What is asked => Could you write out every record below exactly, leaving out any pictures?

════════════════════

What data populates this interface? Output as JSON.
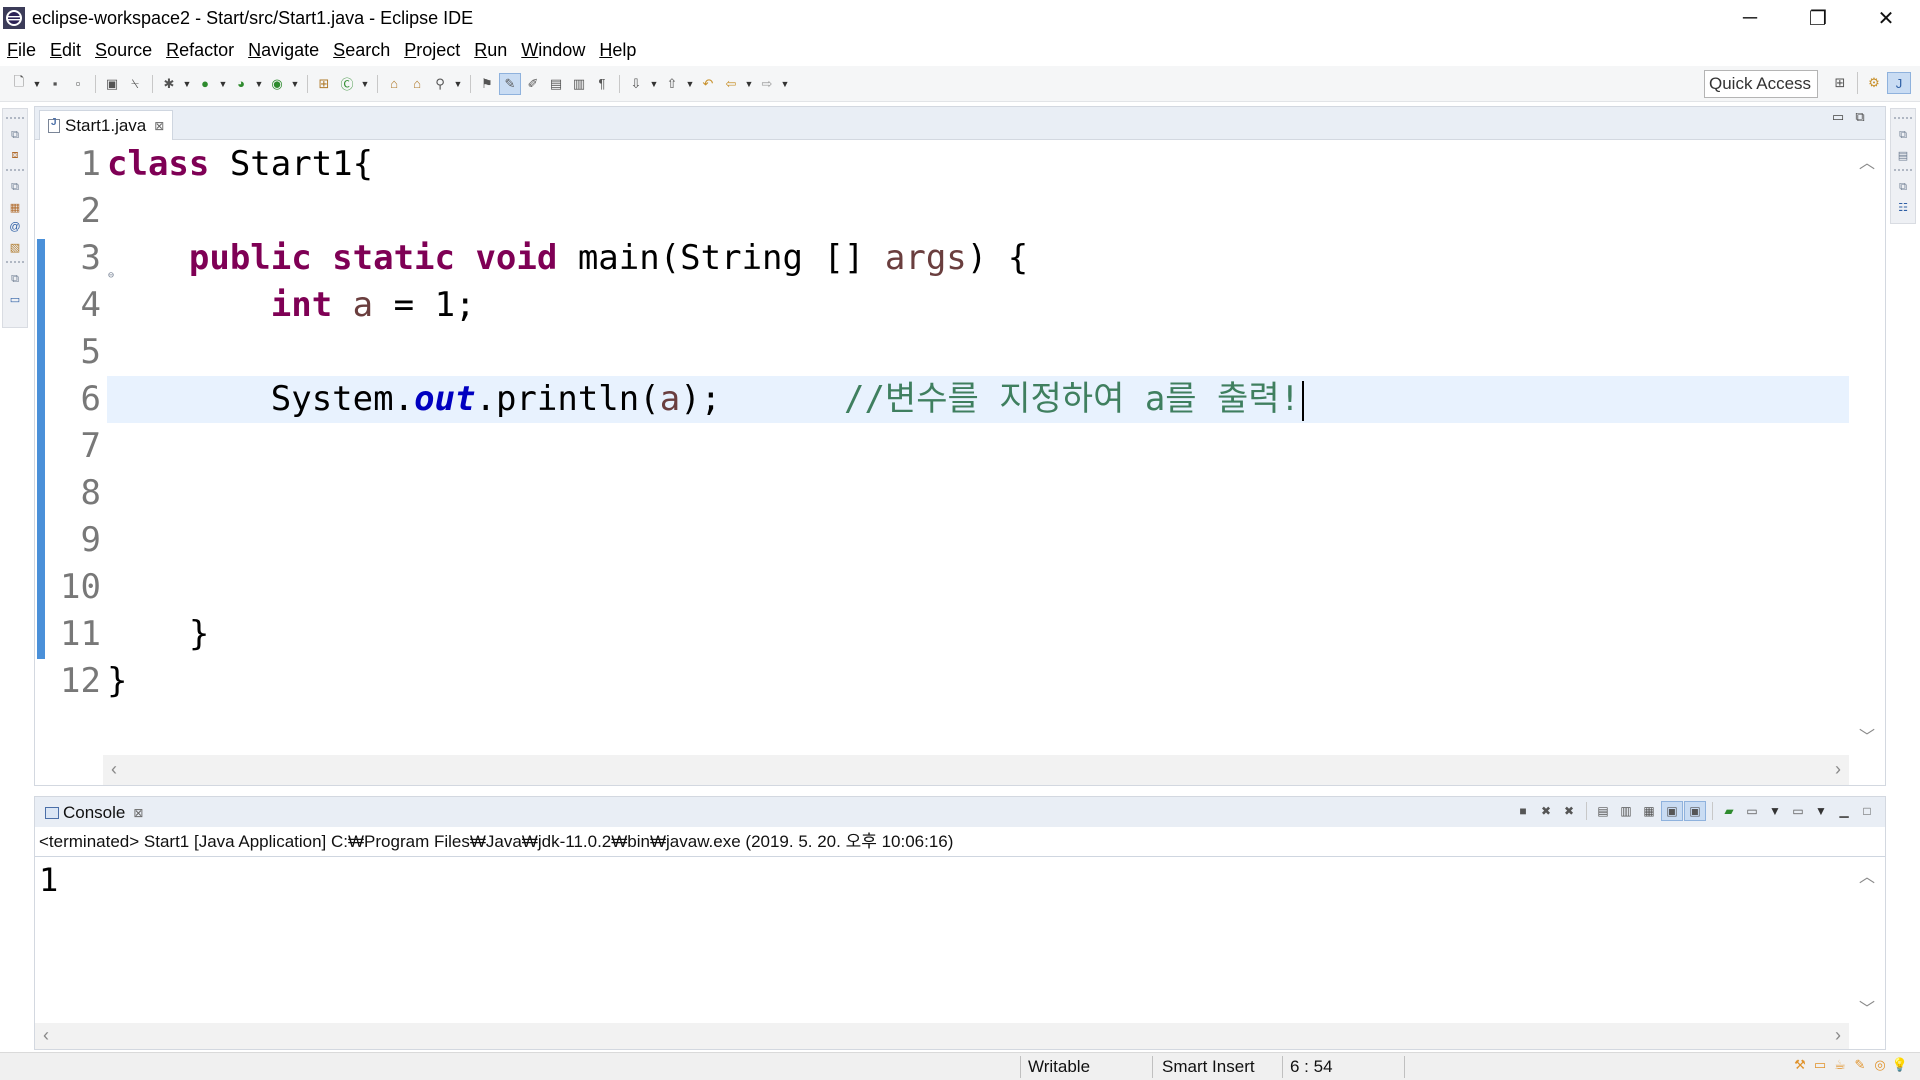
{
  "window": {
    "title": "eclipse-workspace2 - Start/src/Start1.java - Eclipse IDE",
    "minimize_glyph": "─",
    "restore_glyph": "❐",
    "close_glyph": "✕"
  },
  "menu": [
    "File",
    "Edit",
    "Source",
    "Refactor",
    "Navigate",
    "Search",
    "Project",
    "Run",
    "Window",
    "Help"
  ],
  "toolbar": {
    "quick_access": "Quick Access"
  },
  "editor": {
    "tab_label": "Start1.java",
    "tab_close": "⊠",
    "line_numbers": [
      "1",
      "2",
      "3",
      "4",
      "5",
      "6",
      "7",
      "8",
      "9",
      "10",
      "11",
      "12"
    ],
    "code": {
      "l1_kw": "class",
      "l1_rest": " Start1{",
      "l3_indent": "    ",
      "l3_kw": "public static void",
      "l3_mid": " main(String [] ",
      "l3_var": "args",
      "l3_end": ") {",
      "l4_indent": "        ",
      "l4_kw": "int",
      "l4_sp": " ",
      "l4_var": "a",
      "l4_end": " = 1;",
      "l6_indent": "        ",
      "l6_sys": "System.",
      "l6_field": "out",
      "l6_call": ".println(",
      "l6_var": "a",
      "l6_end": ");",
      "l6_gap": "      ",
      "l6_comment": "//변수를 지정하여 a를 출력!",
      "l11": "    }",
      "l12": "}"
    },
    "current_line": 6
  },
  "console": {
    "tab_label": "Console",
    "tab_close": "⊠",
    "description": "<terminated> Start1 [Java Application] C:₩Program Files₩Java₩jdk-11.0.2₩bin₩javaw.exe (2019. 5. 20. 오후 10:06:16)",
    "output": "1"
  },
  "status": {
    "writable": "Writable",
    "insert_mode": "Smart Insert",
    "position": "6 : 54"
  },
  "colors": {
    "keyword": "#7f0055",
    "variable": "#6a3e3e",
    "field": "#0000c0",
    "comment": "#3f7f5f",
    "current_line": "#e8f2fe"
  }
}
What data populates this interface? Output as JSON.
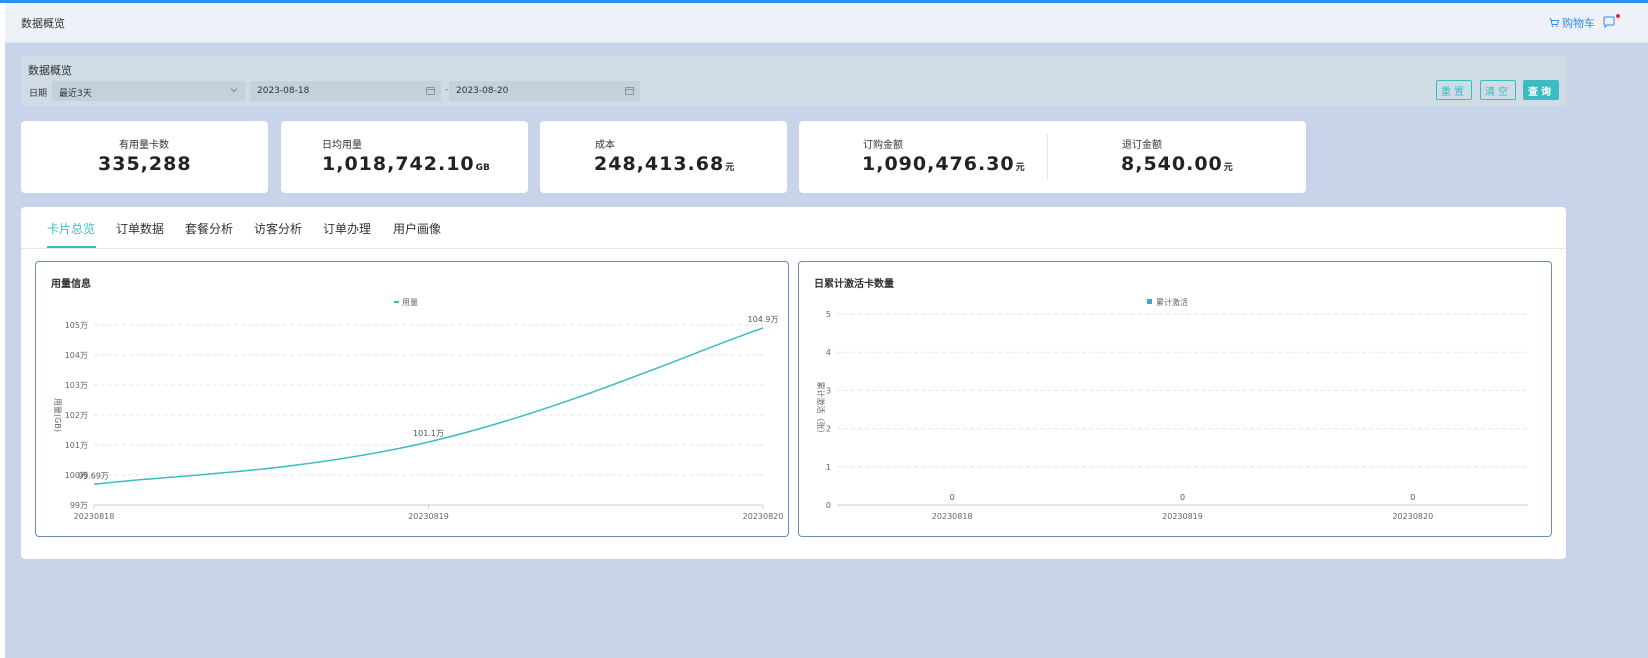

════════════════════

Complete response =>
What data populates this interface? Output as JSON.
{
  "window": {
    "title": "eclipse-workspace2 - Start/src/Start1.java - Eclipse IDE",
    "minimize_glyph": "─",
    "restore_glyph": "❐",
    "close_glyph": "✕"
  },
  "menu": [
    "File",
    "Edit",
    "Source",
    "Refactor",
    "Navigate",
    "Search",
    "Project",
    "Run",
    "Window",
    "Help"
  ],
  "toolbar": {
    "quick_access": "Quick Access"
  },
  "editor": {
    "tab_label": "Start1.java",
    "tab_close": "⊠",
    "line_numbers": [
      "1",
      "2",
      "3",
      "4",
      "5",
      "6",
      "7",
      "8",
      "9",
      "10",
      "11",
      "12"
    ],
    "code": {
      "l1_kw": "class",
      "l1_rest": " Start1{",
      "l3_indent": "    ",
      "l3_kw": "public static void",
      "l3_mid": " main(String [] ",
      "l3_var": "args",
      "l3_end": ") {",
      "l4_indent": "        ",
      "l4_kw": "int",
      "l4_sp": " ",
      "l4_var": "a",
      "l4_end": " = 1;",
      "l6_indent": "        ",
      "l6_sys": "System.",
      "l6_field": "out",
      "l6_call": ".println(",
      "l6_var": "a",
      "l6_end": ");",
      "l6_gap": "      ",
      "l6_comment": "//변수를 지정하여 a를 출력!",
      "l11": "    }",
      "l12": "}"
    },
    "current_line": 6
  },
  "console": {
    "tab_label": "Console",
    "tab_close": "⊠",
    "description": "<terminated> Start1 [Java Application] C:₩Program Files₩Java₩jdk-11.0.2₩bin₩javaw.exe (2019. 5. 20. 오후 10:06:16)",
    "output": "1"
  },
  "status": {
    "writable": "Writable",
    "insert_mode": "Smart Insert",
    "position": "6 : 54"
  },
  "colors": {
    "keyword": "#7f0055",
    "variable": "#6a3e3e",
    "field": "#0000c0",
    "comment": "#3f7f5f",
    "current_line": "#e8f2fe"
  }
}
What data populates this interface? Output as JSON.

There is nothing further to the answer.